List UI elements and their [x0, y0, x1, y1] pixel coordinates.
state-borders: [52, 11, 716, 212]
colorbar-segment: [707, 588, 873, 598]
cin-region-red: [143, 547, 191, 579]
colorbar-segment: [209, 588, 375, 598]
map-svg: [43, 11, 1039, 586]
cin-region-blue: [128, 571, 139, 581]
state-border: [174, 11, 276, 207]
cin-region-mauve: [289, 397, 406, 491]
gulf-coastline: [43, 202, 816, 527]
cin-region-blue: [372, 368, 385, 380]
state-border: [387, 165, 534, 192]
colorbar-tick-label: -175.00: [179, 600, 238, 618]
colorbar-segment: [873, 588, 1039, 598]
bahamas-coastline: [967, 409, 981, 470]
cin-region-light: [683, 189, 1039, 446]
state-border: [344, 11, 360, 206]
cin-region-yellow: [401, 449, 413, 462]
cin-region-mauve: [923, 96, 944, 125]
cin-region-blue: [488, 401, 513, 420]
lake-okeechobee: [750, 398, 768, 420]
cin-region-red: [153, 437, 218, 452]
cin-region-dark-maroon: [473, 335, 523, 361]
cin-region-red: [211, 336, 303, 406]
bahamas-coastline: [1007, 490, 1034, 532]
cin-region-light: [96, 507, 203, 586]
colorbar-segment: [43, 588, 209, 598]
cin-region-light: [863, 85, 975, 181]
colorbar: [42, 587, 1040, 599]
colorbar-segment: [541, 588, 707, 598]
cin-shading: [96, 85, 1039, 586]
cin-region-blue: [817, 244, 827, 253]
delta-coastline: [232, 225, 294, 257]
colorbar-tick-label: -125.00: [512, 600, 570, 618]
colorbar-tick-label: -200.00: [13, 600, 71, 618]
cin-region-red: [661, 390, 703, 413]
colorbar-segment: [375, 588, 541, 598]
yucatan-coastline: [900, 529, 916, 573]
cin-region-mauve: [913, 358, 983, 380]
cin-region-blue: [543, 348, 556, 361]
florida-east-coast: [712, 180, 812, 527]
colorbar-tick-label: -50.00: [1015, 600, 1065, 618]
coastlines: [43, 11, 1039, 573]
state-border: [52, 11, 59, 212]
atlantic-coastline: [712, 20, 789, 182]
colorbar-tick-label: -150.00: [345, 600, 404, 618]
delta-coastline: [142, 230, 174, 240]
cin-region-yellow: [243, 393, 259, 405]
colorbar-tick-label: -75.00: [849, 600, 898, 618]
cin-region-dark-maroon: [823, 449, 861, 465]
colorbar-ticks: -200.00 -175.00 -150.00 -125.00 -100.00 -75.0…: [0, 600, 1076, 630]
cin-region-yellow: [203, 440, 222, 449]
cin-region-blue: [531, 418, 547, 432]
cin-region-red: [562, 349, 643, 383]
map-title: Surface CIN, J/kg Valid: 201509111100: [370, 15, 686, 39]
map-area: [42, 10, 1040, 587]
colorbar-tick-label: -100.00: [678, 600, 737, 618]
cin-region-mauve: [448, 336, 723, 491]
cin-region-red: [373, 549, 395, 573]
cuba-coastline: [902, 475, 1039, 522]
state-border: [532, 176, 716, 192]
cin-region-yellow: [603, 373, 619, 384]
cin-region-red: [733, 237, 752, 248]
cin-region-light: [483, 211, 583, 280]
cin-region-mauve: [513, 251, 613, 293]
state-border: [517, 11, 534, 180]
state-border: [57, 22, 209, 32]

☆ ☆ ☆

# GIVEN EXERCISE
Please copy every line of the records above character for character, with nothing changed, added or left out.

# SOLUTION FOR THIS EXERCISE
List UI elements and their [x0, y0, x1, y1] pixel coordinates.
state-borders: [52, 11, 716, 212]
colorbar-segment: [707, 588, 873, 598]
cin-region-red: [143, 547, 191, 579]
colorbar-segment: [209, 588, 375, 598]
map-svg: [43, 11, 1039, 586]
cin-region-blue: [128, 571, 139, 581]
state-border: [174, 11, 276, 207]
cin-region-mauve: [289, 397, 406, 491]
gulf-coastline: [43, 202, 816, 527]
cin-region-blue: [372, 368, 385, 380]
state-border: [387, 165, 534, 192]
colorbar-tick-label: -175.00: [179, 600, 238, 618]
colorbar-segment: [873, 588, 1039, 598]
bahamas-coastline: [967, 409, 981, 470]
cin-region-light: [683, 189, 1039, 446]
state-border: [344, 11, 360, 206]
cin-region-yellow: [401, 449, 413, 462]
cin-region-mauve: [923, 96, 944, 125]
cin-region-blue: [488, 401, 513, 420]
lake-okeechobee: [750, 398, 768, 420]
cin-region-red: [153, 437, 218, 452]
cin-region-dark-maroon: [473, 335, 523, 361]
cin-region-red: [211, 336, 303, 406]
bahamas-coastline: [1007, 490, 1034, 532]
cin-region-light: [96, 507, 203, 586]
colorbar-segment: [43, 588, 209, 598]
cin-region-light: [863, 85, 975, 181]
colorbar: [42, 587, 1040, 599]
colorbar-segment: [541, 588, 707, 598]
cin-shading: [96, 85, 1039, 586]
cin-region-blue: [817, 244, 827, 253]
delta-coastline: [232, 225, 294, 257]
colorbar-tick-label: -125.00: [512, 600, 570, 618]
colorbar-tick-label: -200.00: [13, 600, 71, 618]
cin-region-red: [661, 390, 703, 413]
colorbar-segment: [375, 588, 541, 598]
yucatan-coastline: [900, 529, 916, 573]
cin-region-mauve: [913, 358, 983, 380]
cin-region-blue: [543, 348, 556, 361]
florida-east-coast: [712, 180, 812, 527]
colorbar-tick-label: -50.00: [1015, 600, 1065, 618]
coastlines: [43, 11, 1039, 573]
state-border: [52, 11, 59, 212]
atlantic-coastline: [712, 20, 789, 182]
colorbar-tick-label: -150.00: [345, 600, 404, 618]
delta-coastline: [142, 230, 174, 240]
cin-region-yellow: [243, 393, 259, 405]
colorbar-tick-label: -75.00: [849, 600, 898, 618]
cin-region-dark-maroon: [823, 449, 861, 465]
colorbar-ticks: -200.00 -175.00 -150.00 -125.00 -100.00 -75.0…: [0, 600, 1076, 630]
cin-region-yellow: [203, 440, 222, 449]
cin-region-blue: [531, 418, 547, 432]
cin-region-red: [562, 349, 643, 383]
map-title: Surface CIN, J/kg Valid: 201509111100: [370, 15, 686, 39]
map-area: [42, 10, 1040, 587]
colorbar-tick-label: -100.00: [678, 600, 737, 618]
cin-region-mauve: [448, 336, 723, 491]
cin-region-red: [373, 549, 395, 573]
cuba-coastline: [902, 475, 1039, 522]
state-border: [532, 176, 716, 192]
cin-region-yellow: [603, 373, 619, 384]
cin-region-red: [733, 237, 752, 248]
cin-region-light: [483, 211, 583, 280]
cin-region-mauve: [513, 251, 613, 293]
state-border: [517, 11, 534, 180]
state-border: [57, 22, 209, 32]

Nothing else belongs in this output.